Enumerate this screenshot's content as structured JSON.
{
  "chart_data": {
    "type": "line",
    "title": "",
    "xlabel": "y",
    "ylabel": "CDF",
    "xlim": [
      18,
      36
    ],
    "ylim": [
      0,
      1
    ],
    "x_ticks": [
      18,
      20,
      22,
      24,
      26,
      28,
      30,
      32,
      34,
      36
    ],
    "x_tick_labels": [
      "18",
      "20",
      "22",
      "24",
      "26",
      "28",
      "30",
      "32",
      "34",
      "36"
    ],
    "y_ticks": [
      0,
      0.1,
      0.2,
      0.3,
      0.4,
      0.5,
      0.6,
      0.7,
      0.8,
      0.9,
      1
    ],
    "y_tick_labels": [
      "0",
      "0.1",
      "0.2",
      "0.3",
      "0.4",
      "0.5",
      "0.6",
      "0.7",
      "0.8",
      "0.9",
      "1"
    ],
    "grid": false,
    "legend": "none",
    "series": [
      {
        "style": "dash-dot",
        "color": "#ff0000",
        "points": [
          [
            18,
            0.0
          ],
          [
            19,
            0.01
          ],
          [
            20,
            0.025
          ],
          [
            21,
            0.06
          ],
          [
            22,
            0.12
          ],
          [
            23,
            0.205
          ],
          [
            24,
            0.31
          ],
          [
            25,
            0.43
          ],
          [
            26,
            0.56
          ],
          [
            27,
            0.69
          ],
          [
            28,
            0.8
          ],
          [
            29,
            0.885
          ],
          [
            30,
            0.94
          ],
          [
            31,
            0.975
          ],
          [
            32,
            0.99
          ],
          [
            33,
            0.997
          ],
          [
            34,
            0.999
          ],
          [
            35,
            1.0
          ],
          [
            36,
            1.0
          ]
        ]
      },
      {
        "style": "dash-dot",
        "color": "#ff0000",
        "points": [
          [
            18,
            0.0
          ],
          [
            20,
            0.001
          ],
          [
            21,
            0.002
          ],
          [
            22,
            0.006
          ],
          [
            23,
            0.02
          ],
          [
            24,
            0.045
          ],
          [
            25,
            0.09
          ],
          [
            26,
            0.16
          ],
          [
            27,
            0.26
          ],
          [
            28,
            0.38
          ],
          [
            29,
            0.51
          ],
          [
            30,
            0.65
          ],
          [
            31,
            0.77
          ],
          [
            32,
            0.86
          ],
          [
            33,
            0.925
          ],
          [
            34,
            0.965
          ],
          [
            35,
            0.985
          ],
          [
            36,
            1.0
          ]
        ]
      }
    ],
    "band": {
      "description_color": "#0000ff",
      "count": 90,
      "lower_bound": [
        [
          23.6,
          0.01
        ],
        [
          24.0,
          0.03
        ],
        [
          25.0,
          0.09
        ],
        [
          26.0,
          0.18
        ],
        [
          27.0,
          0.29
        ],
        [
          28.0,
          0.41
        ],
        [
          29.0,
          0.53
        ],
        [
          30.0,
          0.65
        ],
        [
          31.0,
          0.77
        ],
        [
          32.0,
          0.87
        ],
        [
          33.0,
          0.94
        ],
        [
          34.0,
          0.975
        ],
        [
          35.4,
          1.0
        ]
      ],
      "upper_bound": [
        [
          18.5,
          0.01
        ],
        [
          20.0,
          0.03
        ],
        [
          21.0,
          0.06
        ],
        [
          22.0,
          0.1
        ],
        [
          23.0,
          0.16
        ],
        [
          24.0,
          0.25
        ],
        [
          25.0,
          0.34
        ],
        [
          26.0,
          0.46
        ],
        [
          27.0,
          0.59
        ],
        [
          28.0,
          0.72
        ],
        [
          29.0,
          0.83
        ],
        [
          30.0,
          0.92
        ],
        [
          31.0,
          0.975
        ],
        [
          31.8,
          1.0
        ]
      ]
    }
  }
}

* **EXERCISE**:
Retype every entry word for word.

* **OUTPUT FOR THIS TASK**:
Enumerate this screenshot's content as structured JSON.
{
  "chart_data": {
    "type": "line",
    "title": "",
    "xlabel": "y",
    "ylabel": "CDF",
    "xlim": [
      18,
      36
    ],
    "ylim": [
      0,
      1
    ],
    "x_ticks": [
      18,
      20,
      22,
      24,
      26,
      28,
      30,
      32,
      34,
      36
    ],
    "x_tick_labels": [
      "18",
      "20",
      "22",
      "24",
      "26",
      "28",
      "30",
      "32",
      "34",
      "36"
    ],
    "y_ticks": [
      0,
      0.1,
      0.2,
      0.3,
      0.4,
      0.5,
      0.6,
      0.7,
      0.8,
      0.9,
      1
    ],
    "y_tick_labels": [
      "0",
      "0.1",
      "0.2",
      "0.3",
      "0.4",
      "0.5",
      "0.6",
      "0.7",
      "0.8",
      "0.9",
      "1"
    ],
    "grid": false,
    "legend": "none",
    "series": [
      {
        "style": "dash-dot",
        "color": "#ff0000",
        "points": [
          [
            18,
            0.0
          ],
          [
            19,
            0.01
          ],
          [
            20,
            0.025
          ],
          [
            21,
            0.06
          ],
          [
            22,
            0.12
          ],
          [
            23,
            0.205
          ],
          [
            24,
            0.31
          ],
          [
            25,
            0.43
          ],
          [
            26,
            0.56
          ],
          [
            27,
            0.69
          ],
          [
            28,
            0.8
          ],
          [
            29,
            0.885
          ],
          [
            30,
            0.94
          ],
          [
            31,
            0.975
          ],
          [
            32,
            0.99
          ],
          [
            33,
            0.997
          ],
          [
            34,
            0.999
          ],
          [
            35,
            1.0
          ],
          [
            36,
            1.0
          ]
        ]
      },
      {
        "style": "dash-dot",
        "color": "#ff0000",
        "points": [
          [
            18,
            0.0
          ],
          [
            20,
            0.001
          ],
          [
            21,
            0.002
          ],
          [
            22,
            0.006
          ],
          [
            23,
            0.02
          ],
          [
            24,
            0.045
          ],
          [
            25,
            0.09
          ],
          [
            26,
            0.16
          ],
          [
            27,
            0.26
          ],
          [
            28,
            0.38
          ],
          [
            29,
            0.51
          ],
          [
            30,
            0.65
          ],
          [
            31,
            0.77
          ],
          [
            32,
            0.86
          ],
          [
            33,
            0.925
          ],
          [
            34,
            0.965
          ],
          [
            35,
            0.985
          ],
          [
            36,
            1.0
          ]
        ]
      }
    ],
    "band": {
      "description_color": "#0000ff",
      "count": 90,
      "lower_bound": [
        [
          23.6,
          0.01
        ],
        [
          24.0,
          0.03
        ],
        [
          25.0,
          0.09
        ],
        [
          26.0,
          0.18
        ],
        [
          27.0,
          0.29
        ],
        [
          28.0,
          0.41
        ],
        [
          29.0,
          0.53
        ],
        [
          30.0,
          0.65
        ],
        [
          31.0,
          0.77
        ],
        [
          32.0,
          0.87
        ],
        [
          33.0,
          0.94
        ],
        [
          34.0,
          0.975
        ],
        [
          35.4,
          1.0
        ]
      ],
      "upper_bound": [
        [
          18.5,
          0.01
        ],
        [
          20.0,
          0.03
        ],
        [
          21.0,
          0.06
        ],
        [
          22.0,
          0.1
        ],
        [
          23.0,
          0.16
        ],
        [
          24.0,
          0.25
        ],
        [
          25.0,
          0.34
        ],
        [
          26.0,
          0.46
        ],
        [
          27.0,
          0.59
        ],
        [
          28.0,
          0.72
        ],
        [
          29.0,
          0.83
        ],
        [
          30.0,
          0.92
        ],
        [
          31.0,
          0.975
        ],
        [
          31.8,
          1.0
        ]
      ]
    }
  }
}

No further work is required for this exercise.